(Aim) Copy each line holding the string "Propriétés".

(Data shown)

■ ■ ■ ■ ■

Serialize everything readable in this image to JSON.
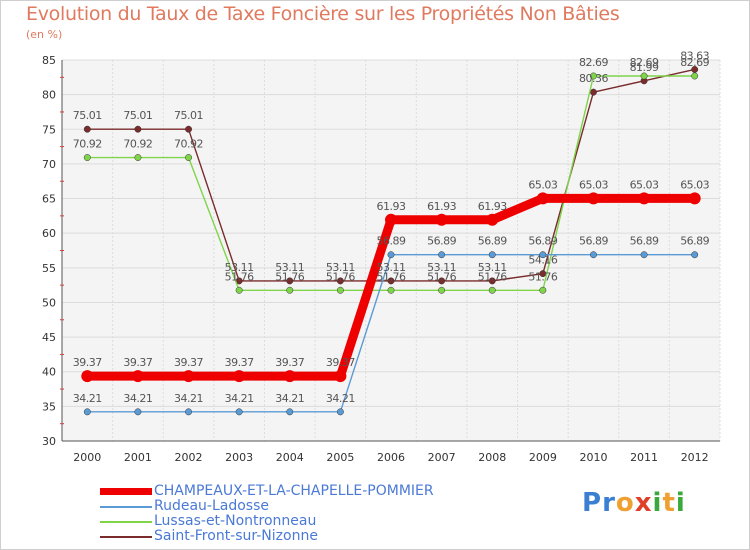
{
  "title": "Evolution du Taux de Taxe Foncière sur les Propriétés Non Bâties",
  "unit_label": "(en %)",
  "logo": {
    "letters": [
      {
        "ch": "P",
        "color": "#3a7fd1"
      },
      {
        "ch": "r",
        "color": "#3a7fd1"
      },
      {
        "ch": "o",
        "color": "#f0a030"
      },
      {
        "ch": "x",
        "color": "#e0402a"
      },
      {
        "ch": "i",
        "color": "#3aa83a"
      },
      {
        "ch": "t",
        "color": "#f0a030"
      },
      {
        "ch": "i",
        "color": "#3aa83a"
      }
    ]
  },
  "chart_data": {
    "type": "line",
    "title": "Evolution du Taux de Taxe Foncière sur les Propriétés Non Bâties",
    "ylabel": "(en %)",
    "x": [
      "2000",
      "2001",
      "2002",
      "2003",
      "2004",
      "2005",
      "2006",
      "2007",
      "2008",
      "2009",
      "2010",
      "2011",
      "2012"
    ],
    "ylim": [
      30,
      85
    ],
    "yticks": [
      30,
      35,
      40,
      45,
      50,
      55,
      60,
      65,
      70,
      75,
      80,
      85
    ],
    "grid": true,
    "legend": "bottom-left",
    "series": [
      {
        "name": "CHAMPEAUX-ET-LA-CHAPELLE-POMMIER",
        "color": "#ee0000",
        "values": [
          39.37,
          39.37,
          39.37,
          39.37,
          39.37,
          39.37,
          61.93,
          61.93,
          61.93,
          65.03,
          65.03,
          65.03,
          65.03
        ],
        "labels": [
          "39.37",
          "39.37",
          "39.37",
          "39.37",
          "39.37",
          "39.37",
          "61.93",
          "61.93",
          "61.93",
          "65.03",
          "65.03",
          "65.03",
          "65.03"
        ]
      },
      {
        "name": "Rudeau-Ladosse",
        "color": "#5b9bd5",
        "values": [
          34.21,
          34.21,
          34.21,
          34.21,
          34.21,
          34.21,
          56.89,
          56.89,
          56.89,
          56.89,
          56.89,
          56.89,
          56.89
        ],
        "labels": [
          "34.21",
          "34.21",
          "34.21",
          "34.21",
          "34.21",
          "34.21",
          "56.89",
          "56.89",
          "56.89",
          "56.89",
          "56.89",
          "56.89",
          "56.89"
        ]
      },
      {
        "name": "Lussas-et-Nontronneau",
        "color": "#7fd44a",
        "values": [
          70.92,
          70.92,
          70.92,
          51.76,
          51.76,
          51.76,
          51.76,
          51.76,
          51.76,
          51.76,
          82.69,
          82.69,
          82.69
        ],
        "labels": [
          "70.92",
          "70.92",
          "70.92",
          "51.76",
          "51.76",
          "51.76",
          "51.76",
          "51.76",
          "51.76",
          "51.76",
          "82.69",
          "82.69",
          "82.69"
        ]
      },
      {
        "name": "Saint-Front-sur-Nizonne",
        "color": "#7a2b2b",
        "values": [
          75.01,
          75.01,
          75.01,
          53.11,
          53.11,
          53.11,
          53.11,
          53.11,
          53.11,
          54.16,
          80.36,
          81.99,
          83.63
        ],
        "labels": [
          "75.01",
          "75.01",
          "75.01",
          "53.11",
          "53.11",
          "53.11",
          "53.11",
          "53.11",
          "53.11",
          "54.16",
          "80.36",
          "81.99",
          "83.63"
        ]
      }
    ]
  }
}
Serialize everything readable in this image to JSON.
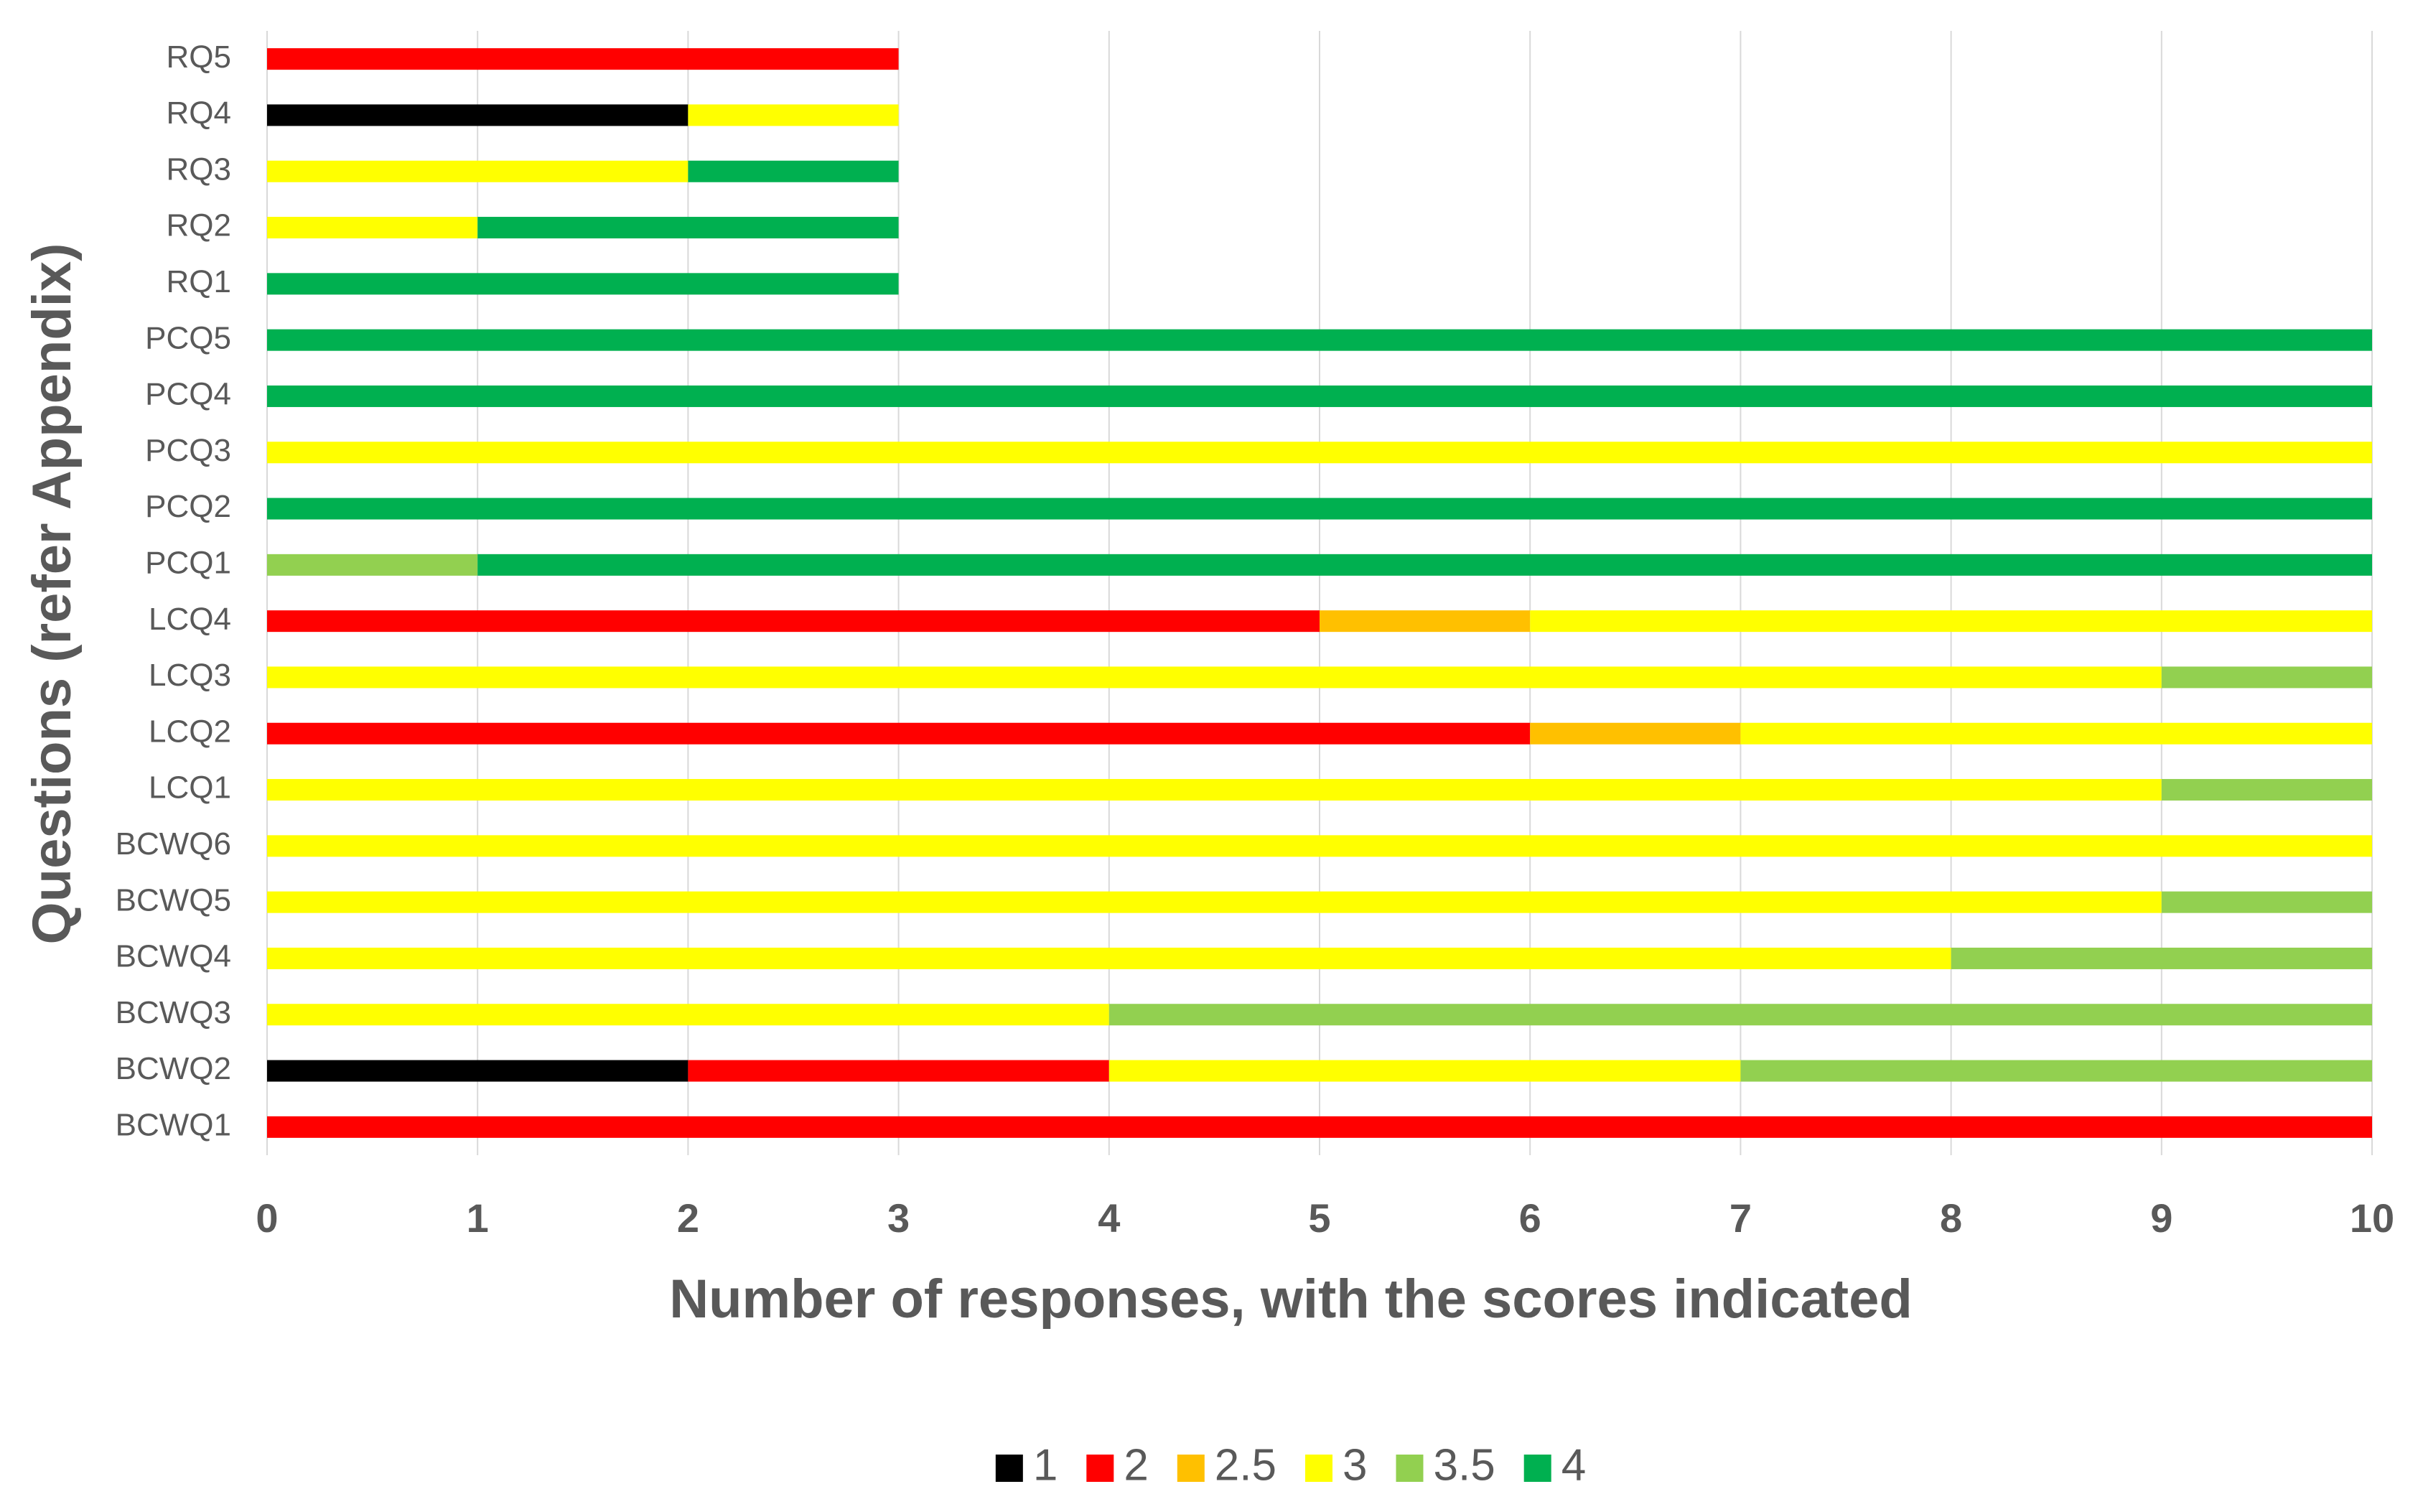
{
  "chart_data": {
    "type": "stacked_barh",
    "x_label": "Number of responses, with the scores indicated",
    "y_label": "Questions (refer Appendix)",
    "categories": [
      "BCWQ1",
      "BCWQ2",
      "BCWQ3",
      "BCWQ4",
      "BCWQ5",
      "BCWQ6",
      "LCQ1",
      "LCQ2",
      "LCQ3",
      "LCQ4",
      "PCQ1",
      "PCQ2",
      "PCQ3",
      "PCQ4",
      "PCQ5",
      "RQ1",
      "RQ2",
      "RQ3",
      "RQ4",
      "RQ5"
    ],
    "series": [
      {
        "name": "1",
        "color": "#000000",
        "values": [
          0,
          2,
          0,
          0,
          0,
          0,
          0,
          0,
          0,
          0,
          0,
          0,
          0,
          0,
          0,
          0,
          0,
          0,
          2,
          0
        ]
      },
      {
        "name": "2",
        "color": "#ff0000",
        "values": [
          10,
          2,
          0,
          0,
          0,
          0,
          0,
          6,
          0,
          5,
          0,
          0,
          0,
          0,
          0,
          0,
          0,
          0,
          0,
          3
        ]
      },
      {
        "name": "2.5",
        "color": "#ffc000",
        "values": [
          0,
          0,
          0,
          0,
          0,
          0,
          0,
          1,
          0,
          1,
          0,
          0,
          0,
          0,
          0,
          0,
          0,
          0,
          0,
          0
        ]
      },
      {
        "name": "3",
        "color": "#ffff00",
        "values": [
          0,
          3,
          4,
          8,
          9,
          10,
          9,
          3,
          9,
          4,
          0,
          0,
          10,
          0,
          0,
          0,
          1,
          2,
          1,
          0
        ]
      },
      {
        "name": "3.5",
        "color": "#92d050",
        "values": [
          0,
          3,
          6,
          2,
          1,
          0,
          1,
          0,
          1,
          0,
          1,
          0,
          0,
          0,
          0,
          0,
          0,
          0,
          0,
          0
        ]
      },
      {
        "name": "4",
        "color": "#00b050",
        "values": [
          0,
          0,
          0,
          0,
          0,
          0,
          0,
          0,
          0,
          0,
          9,
          10,
          0,
          10,
          10,
          3,
          2,
          1,
          0,
          0
        ]
      }
    ],
    "xlim": [
      0,
      10
    ],
    "xticks": [
      0,
      1,
      2,
      3,
      4,
      5,
      6,
      7,
      8,
      9,
      10
    ],
    "grid": true,
    "legend": "bottom"
  }
}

■ ■ ■ ■ ■

(Answer for the task)
  "title": "Evolution du Taux de Taxe Foncière sur les Propriétés Non Bâties",
    "title": "Evolution du Taux de Taxe Foncière sur les Propriétés Non Bâties",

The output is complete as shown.